= SHORT EXERCISE =
Repeat everything in the material exactly.

= DATASET ROWS =
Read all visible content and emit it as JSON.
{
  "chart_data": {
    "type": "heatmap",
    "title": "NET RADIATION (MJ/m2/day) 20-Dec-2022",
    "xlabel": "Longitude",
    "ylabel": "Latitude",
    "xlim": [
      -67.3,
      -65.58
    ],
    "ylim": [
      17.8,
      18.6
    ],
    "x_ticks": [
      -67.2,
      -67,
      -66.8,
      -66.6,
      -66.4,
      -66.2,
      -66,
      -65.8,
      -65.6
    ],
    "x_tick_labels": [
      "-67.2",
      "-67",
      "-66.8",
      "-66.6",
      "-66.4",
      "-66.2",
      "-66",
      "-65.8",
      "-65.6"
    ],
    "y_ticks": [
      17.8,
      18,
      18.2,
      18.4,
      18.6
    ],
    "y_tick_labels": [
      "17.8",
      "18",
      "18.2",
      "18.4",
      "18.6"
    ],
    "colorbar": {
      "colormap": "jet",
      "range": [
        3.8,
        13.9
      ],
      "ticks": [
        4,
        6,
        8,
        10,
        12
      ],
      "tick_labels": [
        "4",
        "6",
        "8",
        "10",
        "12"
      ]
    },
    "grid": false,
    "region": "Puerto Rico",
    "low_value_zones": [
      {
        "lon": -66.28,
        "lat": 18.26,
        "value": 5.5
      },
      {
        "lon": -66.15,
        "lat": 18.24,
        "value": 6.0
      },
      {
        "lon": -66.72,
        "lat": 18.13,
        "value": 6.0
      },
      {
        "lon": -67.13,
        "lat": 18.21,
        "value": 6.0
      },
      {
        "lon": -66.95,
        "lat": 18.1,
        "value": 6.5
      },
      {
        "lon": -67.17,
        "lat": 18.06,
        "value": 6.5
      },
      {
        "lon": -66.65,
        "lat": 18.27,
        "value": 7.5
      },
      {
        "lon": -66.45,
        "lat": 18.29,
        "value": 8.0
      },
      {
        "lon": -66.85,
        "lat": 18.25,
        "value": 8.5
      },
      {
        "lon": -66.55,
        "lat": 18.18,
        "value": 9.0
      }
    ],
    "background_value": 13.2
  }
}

= ANSWER FOR THE TASK =
Read all visible content and emit it as JSON.
{
  "chart_data": {
    "type": "heatmap",
    "title": "NET RADIATION (MJ/m2/day) 20-Dec-2022",
    "xlabel": "Longitude",
    "ylabel": "Latitude",
    "xlim": [
      -67.3,
      -65.58
    ],
    "ylim": [
      17.8,
      18.6
    ],
    "x_ticks": [
      -67.2,
      -67,
      -66.8,
      -66.6,
      -66.4,
      -66.2,
      -66,
      -65.8,
      -65.6
    ],
    "x_tick_labels": [
      "-67.2",
      "-67",
      "-66.8",
      "-66.6",
      "-66.4",
      "-66.2",
      "-66",
      "-65.8",
      "-65.6"
    ],
    "y_ticks": [
      17.8,
      18,
      18.2,
      18.4,
      18.6
    ],
    "y_tick_labels": [
      "17.8",
      "18",
      "18.2",
      "18.4",
      "18.6"
    ],
    "colorbar": {
      "colormap": "jet",
      "range": [
        3.8,
        13.9
      ],
      "ticks": [
        4,
        6,
        8,
        10,
        12
      ],
      "tick_labels": [
        "4",
        "6",
        "8",
        "10",
        "12"
      ]
    },
    "grid": false,
    "region": "Puerto Rico",
    "low_value_zones": [
      {
        "lon": -66.28,
        "lat": 18.26,
        "value": 5.5
      },
      {
        "lon": -66.15,
        "lat": 18.24,
        "value": 6.0
      },
      {
        "lon": -66.72,
        "lat": 18.13,
        "value": 6.0
      },
      {
        "lon": -67.13,
        "lat": 18.21,
        "value": 6.0
      },
      {
        "lon": -66.95,
        "lat": 18.1,
        "value": 6.5
      },
      {
        "lon": -67.17,
        "lat": 18.06,
        "value": 6.5
      },
      {
        "lon": -66.65,
        "lat": 18.27,
        "value": 7.5
      },
      {
        "lon": -66.45,
        "lat": 18.29,
        "value": 8.0
      },
      {
        "lon": -66.85,
        "lat": 18.25,
        "value": 8.5
      },
      {
        "lon": -66.55,
        "lat": 18.18,
        "value": 9.0
      }
    ],
    "background_value": 13.2
  }
}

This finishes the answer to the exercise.